▶ [TO DO]
Among the entries, which lines carry the string "advocates"? Copy each of them.

[Document page text data]
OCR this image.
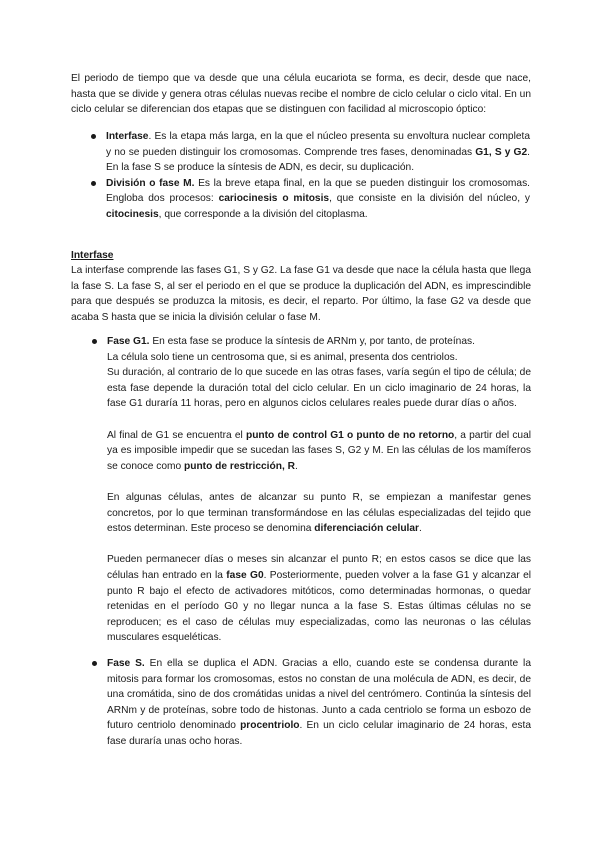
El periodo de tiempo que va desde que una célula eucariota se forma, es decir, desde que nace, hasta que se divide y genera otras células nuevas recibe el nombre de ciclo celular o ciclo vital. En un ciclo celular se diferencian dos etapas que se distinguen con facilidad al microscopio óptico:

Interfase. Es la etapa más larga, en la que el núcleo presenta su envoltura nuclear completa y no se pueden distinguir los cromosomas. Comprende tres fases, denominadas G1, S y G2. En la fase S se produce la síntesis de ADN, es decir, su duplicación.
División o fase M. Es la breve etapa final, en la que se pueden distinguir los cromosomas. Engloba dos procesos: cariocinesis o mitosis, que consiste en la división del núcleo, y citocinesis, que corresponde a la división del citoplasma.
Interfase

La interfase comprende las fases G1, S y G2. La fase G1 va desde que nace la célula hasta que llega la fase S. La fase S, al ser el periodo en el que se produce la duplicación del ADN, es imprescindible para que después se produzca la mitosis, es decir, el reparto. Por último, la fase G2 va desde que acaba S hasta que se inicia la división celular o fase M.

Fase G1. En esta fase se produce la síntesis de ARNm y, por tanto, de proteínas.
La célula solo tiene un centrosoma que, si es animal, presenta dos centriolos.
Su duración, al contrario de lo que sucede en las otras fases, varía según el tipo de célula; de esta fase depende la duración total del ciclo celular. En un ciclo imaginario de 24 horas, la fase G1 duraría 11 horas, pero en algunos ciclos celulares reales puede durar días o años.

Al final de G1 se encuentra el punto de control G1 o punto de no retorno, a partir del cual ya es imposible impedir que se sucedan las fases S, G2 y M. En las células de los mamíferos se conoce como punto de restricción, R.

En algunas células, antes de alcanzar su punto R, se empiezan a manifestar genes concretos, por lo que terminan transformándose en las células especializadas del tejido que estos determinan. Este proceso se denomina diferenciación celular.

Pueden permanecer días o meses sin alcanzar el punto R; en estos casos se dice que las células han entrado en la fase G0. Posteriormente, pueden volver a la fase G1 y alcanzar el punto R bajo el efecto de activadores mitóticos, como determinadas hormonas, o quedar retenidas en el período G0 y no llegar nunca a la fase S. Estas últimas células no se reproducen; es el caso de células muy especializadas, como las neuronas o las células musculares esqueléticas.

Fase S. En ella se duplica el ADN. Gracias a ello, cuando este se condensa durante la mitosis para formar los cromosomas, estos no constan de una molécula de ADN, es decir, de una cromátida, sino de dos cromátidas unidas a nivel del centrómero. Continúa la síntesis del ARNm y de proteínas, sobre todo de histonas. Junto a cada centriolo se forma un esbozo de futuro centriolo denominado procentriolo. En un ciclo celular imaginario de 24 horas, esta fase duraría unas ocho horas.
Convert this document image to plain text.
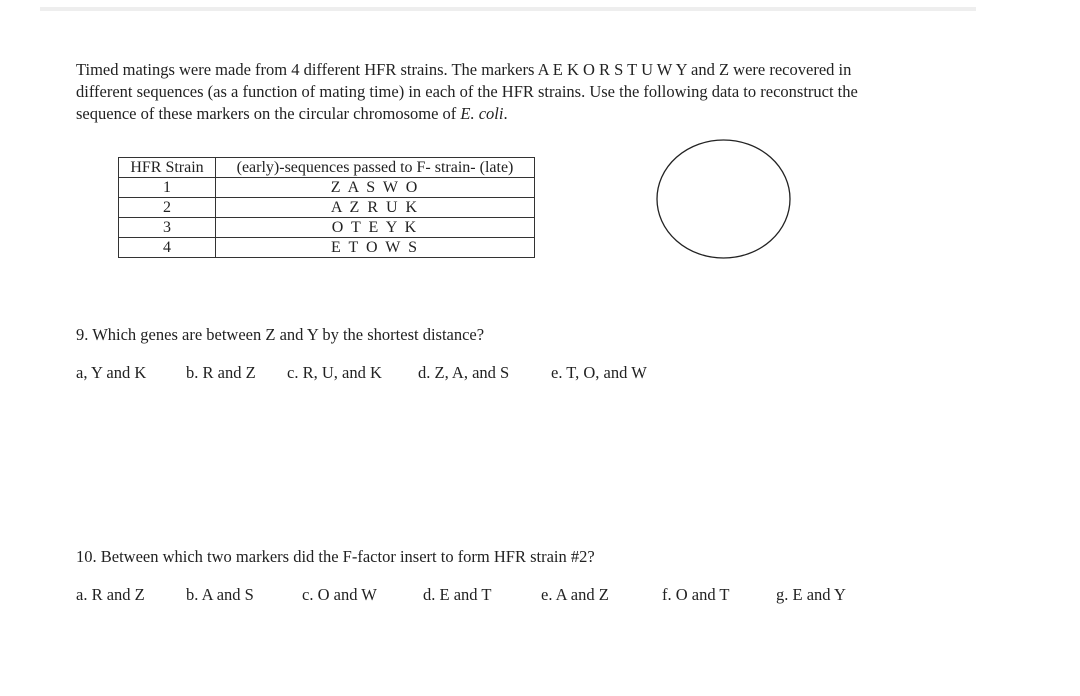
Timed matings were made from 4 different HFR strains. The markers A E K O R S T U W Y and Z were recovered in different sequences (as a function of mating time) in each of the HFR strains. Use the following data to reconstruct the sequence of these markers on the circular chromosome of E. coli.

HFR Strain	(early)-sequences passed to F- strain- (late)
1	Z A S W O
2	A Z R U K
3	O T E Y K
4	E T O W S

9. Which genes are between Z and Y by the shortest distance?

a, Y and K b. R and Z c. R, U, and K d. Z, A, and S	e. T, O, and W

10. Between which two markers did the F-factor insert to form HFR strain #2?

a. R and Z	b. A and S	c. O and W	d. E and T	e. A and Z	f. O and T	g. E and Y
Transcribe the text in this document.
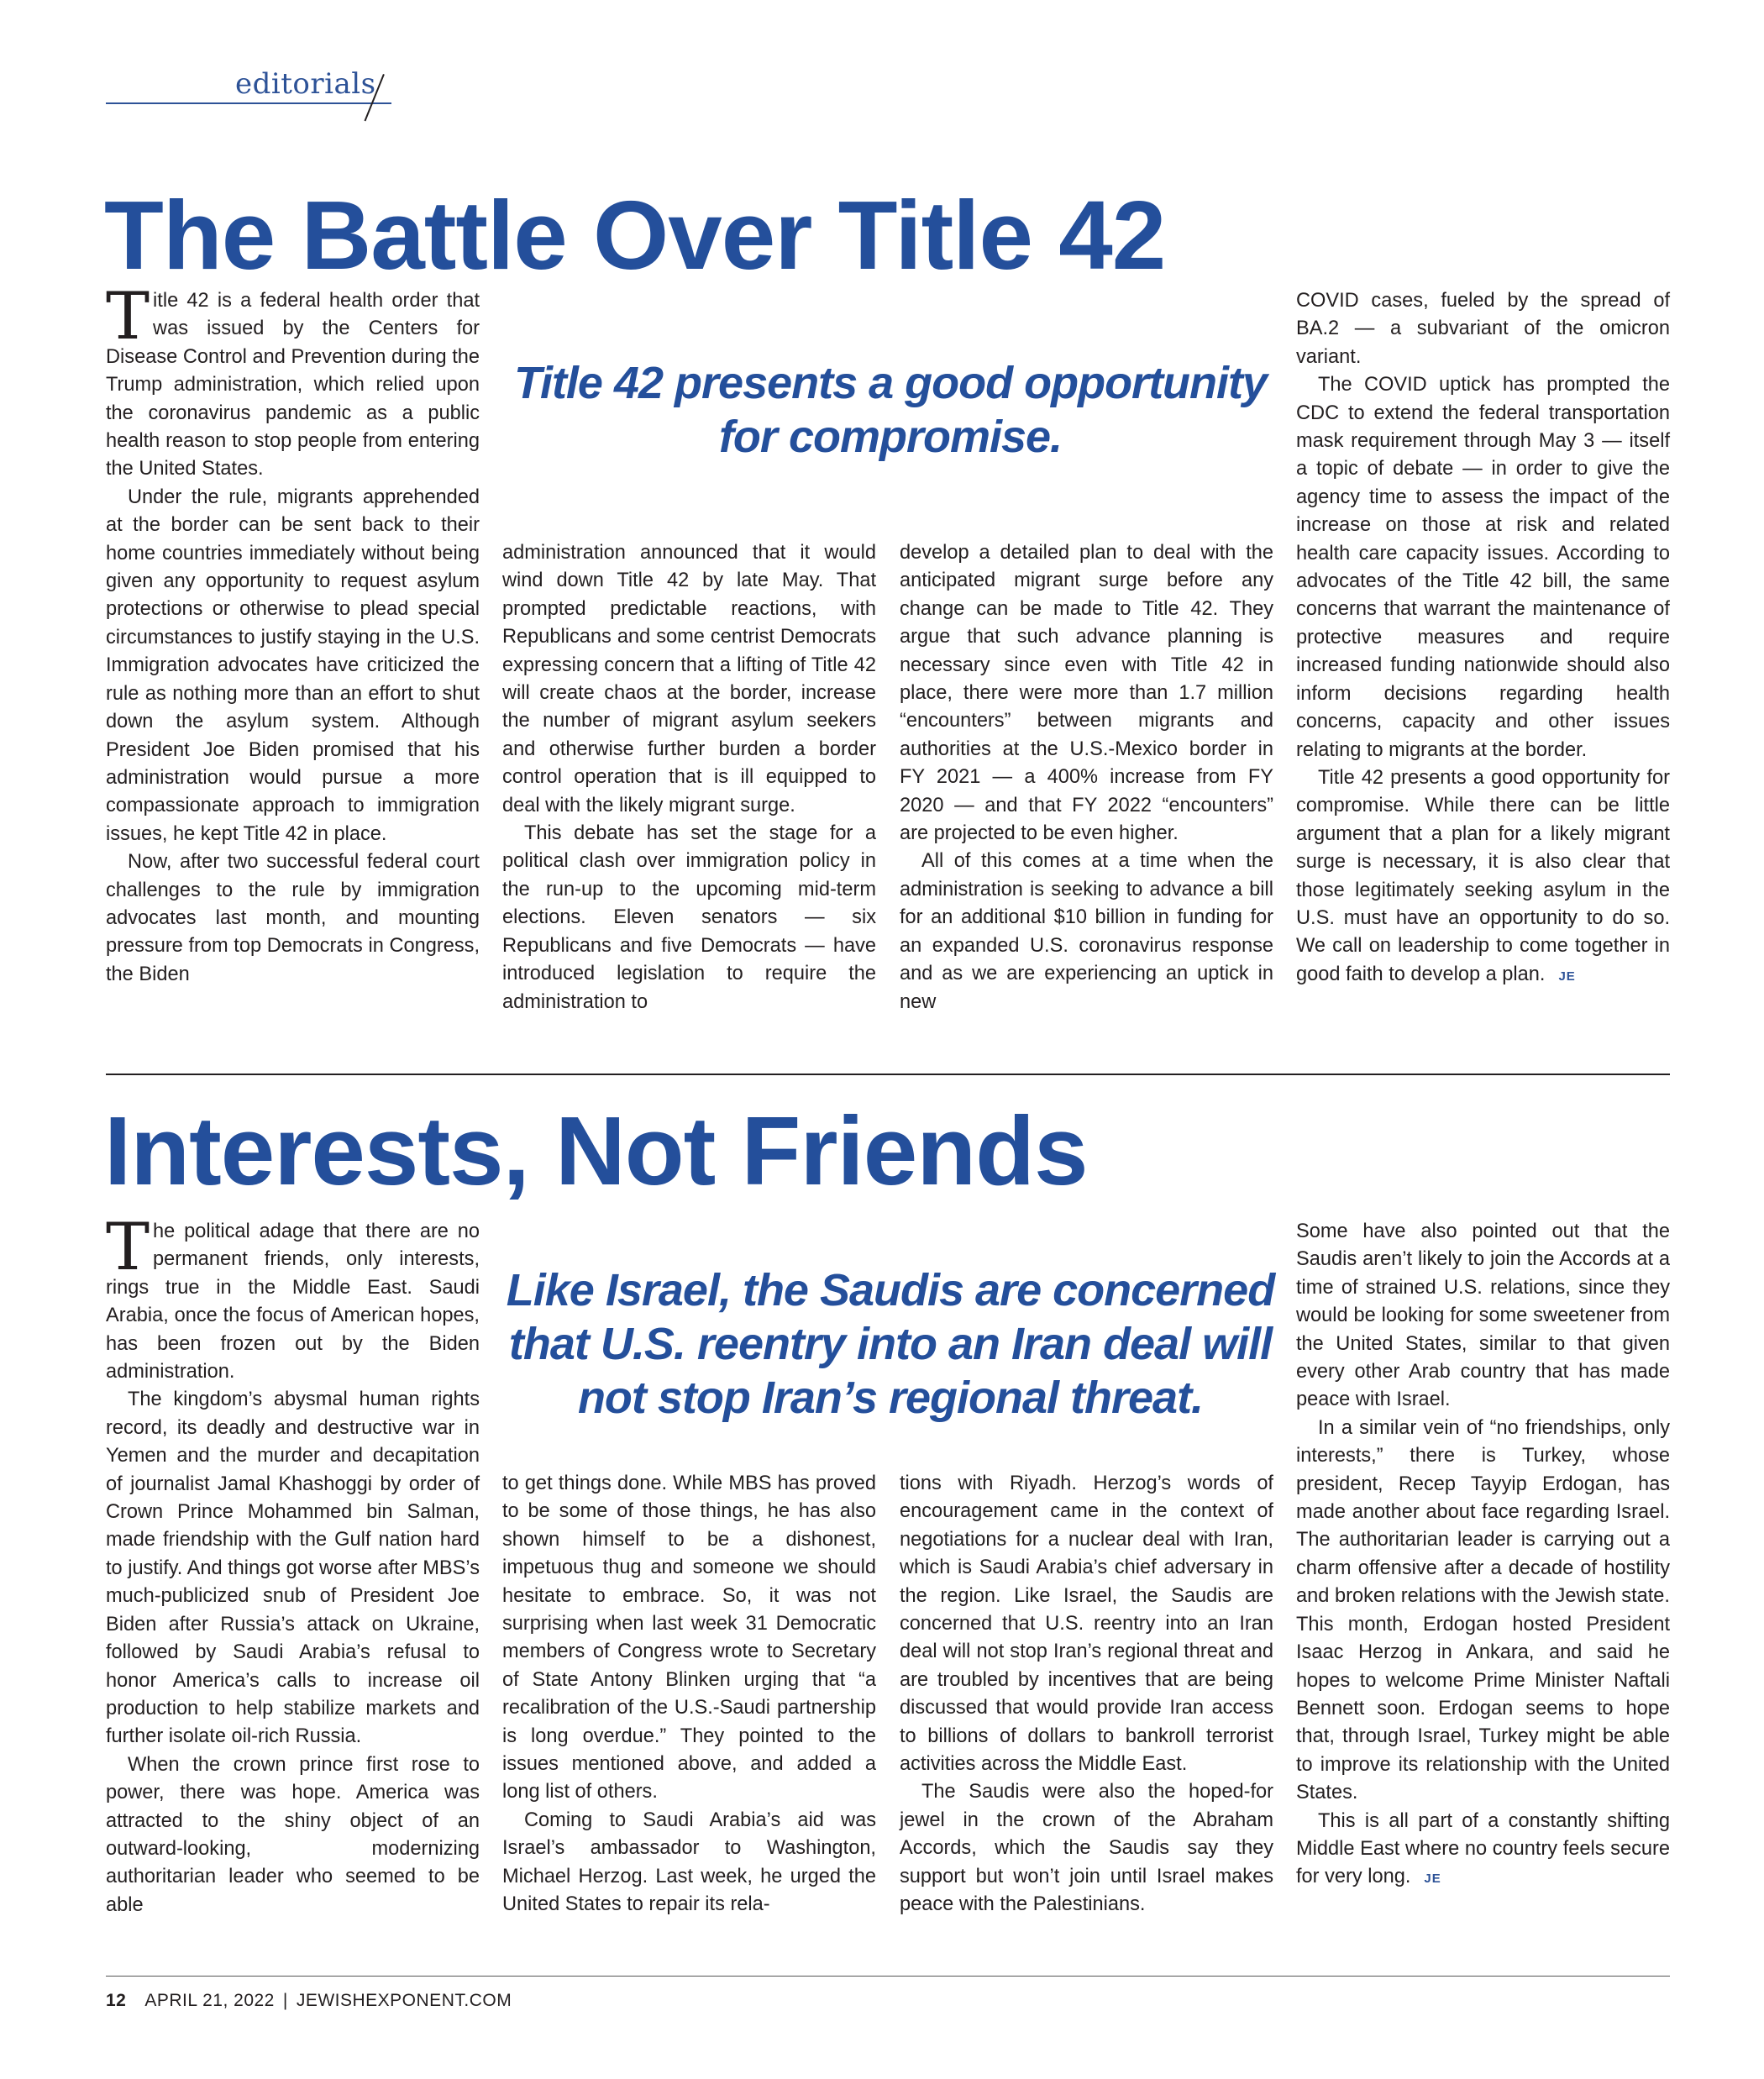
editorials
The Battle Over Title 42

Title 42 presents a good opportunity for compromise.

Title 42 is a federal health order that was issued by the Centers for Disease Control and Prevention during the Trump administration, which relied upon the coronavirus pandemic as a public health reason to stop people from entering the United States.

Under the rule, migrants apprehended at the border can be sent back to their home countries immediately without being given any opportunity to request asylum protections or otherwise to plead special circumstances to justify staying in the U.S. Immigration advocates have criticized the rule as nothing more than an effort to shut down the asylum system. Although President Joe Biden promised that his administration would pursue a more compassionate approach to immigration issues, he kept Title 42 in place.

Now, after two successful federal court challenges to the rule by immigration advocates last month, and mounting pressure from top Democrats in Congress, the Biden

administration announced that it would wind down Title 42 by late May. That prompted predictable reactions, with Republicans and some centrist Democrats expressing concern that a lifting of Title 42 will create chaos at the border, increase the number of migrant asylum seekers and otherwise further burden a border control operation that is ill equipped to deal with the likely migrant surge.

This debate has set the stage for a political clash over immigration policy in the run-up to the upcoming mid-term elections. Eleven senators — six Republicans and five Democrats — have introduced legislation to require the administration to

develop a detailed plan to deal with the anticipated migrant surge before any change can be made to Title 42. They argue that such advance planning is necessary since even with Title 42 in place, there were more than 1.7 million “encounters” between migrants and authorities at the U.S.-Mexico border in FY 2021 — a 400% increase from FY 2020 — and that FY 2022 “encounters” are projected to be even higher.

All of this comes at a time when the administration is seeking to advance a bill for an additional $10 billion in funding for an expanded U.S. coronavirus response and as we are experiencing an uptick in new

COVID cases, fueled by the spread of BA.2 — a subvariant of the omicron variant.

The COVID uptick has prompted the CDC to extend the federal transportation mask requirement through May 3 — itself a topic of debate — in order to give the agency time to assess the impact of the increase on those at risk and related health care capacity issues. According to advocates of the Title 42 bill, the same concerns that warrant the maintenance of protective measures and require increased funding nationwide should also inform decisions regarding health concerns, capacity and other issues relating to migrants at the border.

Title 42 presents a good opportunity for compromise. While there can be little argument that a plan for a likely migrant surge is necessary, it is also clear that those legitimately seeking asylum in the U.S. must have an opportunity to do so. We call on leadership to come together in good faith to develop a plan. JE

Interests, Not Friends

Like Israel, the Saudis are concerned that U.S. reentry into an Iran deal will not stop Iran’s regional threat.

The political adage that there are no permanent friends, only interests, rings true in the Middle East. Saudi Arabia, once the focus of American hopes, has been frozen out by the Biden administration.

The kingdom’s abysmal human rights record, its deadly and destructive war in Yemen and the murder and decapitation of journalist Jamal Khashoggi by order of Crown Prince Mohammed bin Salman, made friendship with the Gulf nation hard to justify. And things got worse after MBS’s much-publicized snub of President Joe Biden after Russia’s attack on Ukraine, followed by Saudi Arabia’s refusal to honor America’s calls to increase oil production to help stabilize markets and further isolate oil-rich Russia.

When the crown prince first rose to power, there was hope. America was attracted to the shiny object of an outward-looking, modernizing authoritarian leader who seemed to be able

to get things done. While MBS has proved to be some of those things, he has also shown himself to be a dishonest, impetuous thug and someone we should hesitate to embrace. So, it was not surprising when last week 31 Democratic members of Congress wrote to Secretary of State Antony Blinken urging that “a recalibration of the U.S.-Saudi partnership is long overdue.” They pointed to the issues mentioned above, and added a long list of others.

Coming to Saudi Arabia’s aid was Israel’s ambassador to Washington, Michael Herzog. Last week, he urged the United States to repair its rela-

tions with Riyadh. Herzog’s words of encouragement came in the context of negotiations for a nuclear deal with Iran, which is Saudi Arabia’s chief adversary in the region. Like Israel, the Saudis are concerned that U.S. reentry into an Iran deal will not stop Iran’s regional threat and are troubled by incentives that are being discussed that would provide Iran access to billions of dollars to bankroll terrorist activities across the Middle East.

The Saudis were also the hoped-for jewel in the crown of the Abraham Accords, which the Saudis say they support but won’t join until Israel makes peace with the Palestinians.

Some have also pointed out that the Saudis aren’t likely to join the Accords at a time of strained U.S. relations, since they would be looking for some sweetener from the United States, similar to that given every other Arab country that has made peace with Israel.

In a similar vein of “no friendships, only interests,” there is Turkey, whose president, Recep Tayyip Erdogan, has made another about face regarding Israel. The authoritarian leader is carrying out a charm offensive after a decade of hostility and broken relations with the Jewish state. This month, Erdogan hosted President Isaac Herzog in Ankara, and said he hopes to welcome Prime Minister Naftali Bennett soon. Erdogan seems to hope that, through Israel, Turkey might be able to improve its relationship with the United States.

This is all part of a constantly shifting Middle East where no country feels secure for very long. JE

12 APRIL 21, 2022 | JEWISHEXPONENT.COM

▶ [ANSWER]
Under the rule, migrants apprehended at the border can be sent back to their home countries immediately without being given any opportunity to request asylum protections or otherwise to plead special circumstances to justify staying in the U.S. Immigration advocates have criticized the rule as nothing more than an effort to shut down the asylum system. Although President Joe Biden promised that his administration would pursue a more compassionate approach to immigration issues, he kept Title 42 in place.
Now, after two successful federal court challenges to the rule by immigration advocates last month, and mounting pressure from top Democrats in Congress, the Biden
The COVID uptick has prompted the CDC to extend the federal transportation mask requirement through May 3 — itself a topic of debate — in order to give the agency time to assess the impact of the increase on those at risk and related health care capacity issues. According to advocates of the Title 42 bill, the same concerns that warrant the maintenance of protective measures and require increased funding nationwide should also inform decisions regarding health concerns, capacity and other issues relating to migrants at the border.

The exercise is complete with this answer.